◆ Short task ◆
All of the data should be output character for character, except the pictures.
◇ ◇ ◇ ◇
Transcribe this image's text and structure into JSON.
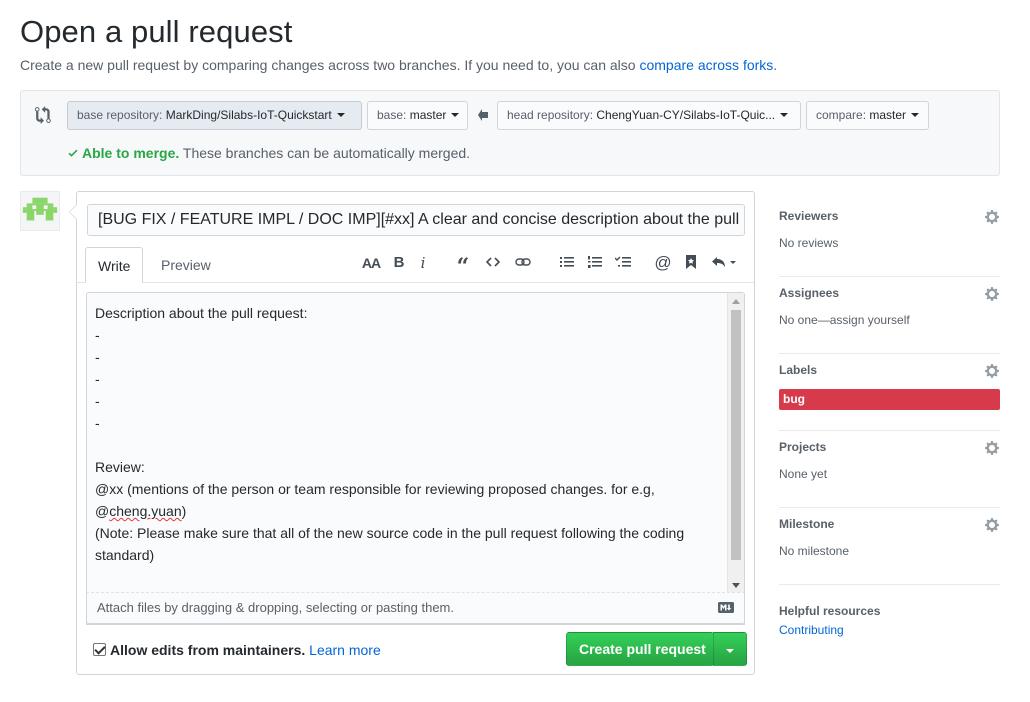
{
  "header": {
    "title": "Open a pull request",
    "subtitle_pre": "Create a new pull request by comparing changes across two branches. If you need to, you can also ",
    "subtitle_link": "compare across forks",
    "subtitle_post": "."
  },
  "range": {
    "base_repo_label": "base repository: ",
    "base_repo_value": "MarkDing/Silabs-IoT-Quickstart",
    "base_label": "base: ",
    "base_value": "master",
    "head_repo_label": "head repository: ",
    "head_repo_value": "ChengYuan-CY/Silabs-IoT-Quic...",
    "compare_label": "compare: ",
    "compare_value": "master",
    "merge_status": "Able to merge.",
    "merge_detail": " These branches can be automatically merged."
  },
  "composer": {
    "title_value": "[BUG FIX / FEATURE IMPL / DOC IMP][#xx] A clear and concise description about the pull request",
    "tabs": [
      {
        "label": "Write",
        "active": true
      },
      {
        "label": "Preview",
        "active": false
      }
    ],
    "toolbar_icons": [
      "text-size-icon",
      "bold-icon",
      "italic-icon",
      "quote-icon",
      "code-icon",
      "link-icon",
      "unordered-list-icon",
      "ordered-list-icon",
      "task-list-icon",
      "mention-icon",
      "saved-reply-icon",
      "reply-icon"
    ],
    "body_part1": "Description about the pull request:\n-\n-\n-\n-\n-\n\nReview:\n@xx (mentions of the person or team responsible for reviewing proposed changes. for e.g,\n@",
    "body_squiggle": "cheng.yuan",
    "body_part2": ")\n(Note: Please make sure that all of the new source code in the pull request following the coding standard)",
    "drop_hint": "Attach files by dragging & dropping, selecting or pasting them.",
    "allow_edits_label": "Allow edits from maintainers.",
    "learn_more": "Learn more",
    "allow_edits_checked": true,
    "submit_label": "Create pull request"
  },
  "sidebar": {
    "sections": [
      {
        "heading": "Reviewers",
        "value": "No reviews"
      },
      {
        "heading": "Assignees",
        "value": "No one—assign yourself"
      },
      {
        "heading": "Labels",
        "label": "bug",
        "label_color": "#d73a4a"
      },
      {
        "heading": "Projects",
        "value": "None yet"
      },
      {
        "heading": "Milestone",
        "value": "No milestone"
      }
    ],
    "resources_heading": "Helpful resources",
    "resources_link": "Contributing"
  },
  "colors": {
    "accent_link": "#0366d6",
    "success": "#28a745",
    "label_bug": "#d73a4a"
  }
}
◇ ◇ ◇ ◇
◆ Problem solution ◆
Transcribe this image's text and structure into JSON.
{
  "header": {
    "title": "Open a pull request",
    "subtitle_pre": "Create a new pull request by comparing changes across two branches. If you need to, you can also ",
    "subtitle_link": "compare across forks",
    "subtitle_post": "."
  },
  "range": {
    "base_repo_label": "base repository: ",
    "base_repo_value": "MarkDing/Silabs-IoT-Quickstart",
    "base_label": "base: ",
    "base_value": "master",
    "head_repo_label": "head repository: ",
    "head_repo_value": "ChengYuan-CY/Silabs-IoT-Quic...",
    "compare_label": "compare: ",
    "compare_value": "master",
    "merge_status": "Able to merge.",
    "merge_detail": " These branches can be automatically merged."
  },
  "composer": {
    "title_value": "[BUG FIX / FEATURE IMPL / DOC IMP][#xx] A clear and concise description about the pull request",
    "tabs": [
      {
        "label": "Write",
        "active": true
      },
      {
        "label": "Preview",
        "active": false
      }
    ],
    "toolbar_icons": [
      "text-size-icon",
      "bold-icon",
      "italic-icon",
      "quote-icon",
      "code-icon",
      "link-icon",
      "unordered-list-icon",
      "ordered-list-icon",
      "task-list-icon",
      "mention-icon",
      "saved-reply-icon",
      "reply-icon"
    ],
    "body_part1": "Description about the pull request:\n-\n-\n-\n-\n-\n\nReview:\n@xx (mentions of the person or team responsible for reviewing proposed changes. for e.g,\n@",
    "body_squiggle": "cheng.yuan",
    "body_part2": ")\n(Note: Please make sure that all of the new source code in the pull request following the coding standard)",
    "drop_hint": "Attach files by dragging & dropping, selecting or pasting them.",
    "allow_edits_label": "Allow edits from maintainers.",
    "learn_more": "Learn more",
    "allow_edits_checked": true,
    "submit_label": "Create pull request"
  },
  "sidebar": {
    "sections": [
      {
        "heading": "Reviewers",
        "value": "No reviews"
      },
      {
        "heading": "Assignees",
        "value": "No one—assign yourself"
      },
      {
        "heading": "Labels",
        "label": "bug",
        "label_color": "#d73a4a"
      },
      {
        "heading": "Projects",
        "value": "None yet"
      },
      {
        "heading": "Milestone",
        "value": "No milestone"
      }
    ],
    "resources_heading": "Helpful resources",
    "resources_link": "Contributing"
  },
  "colors": {
    "accent_link": "#0366d6",
    "success": "#28a745",
    "label_bug": "#d73a4a"
  }
}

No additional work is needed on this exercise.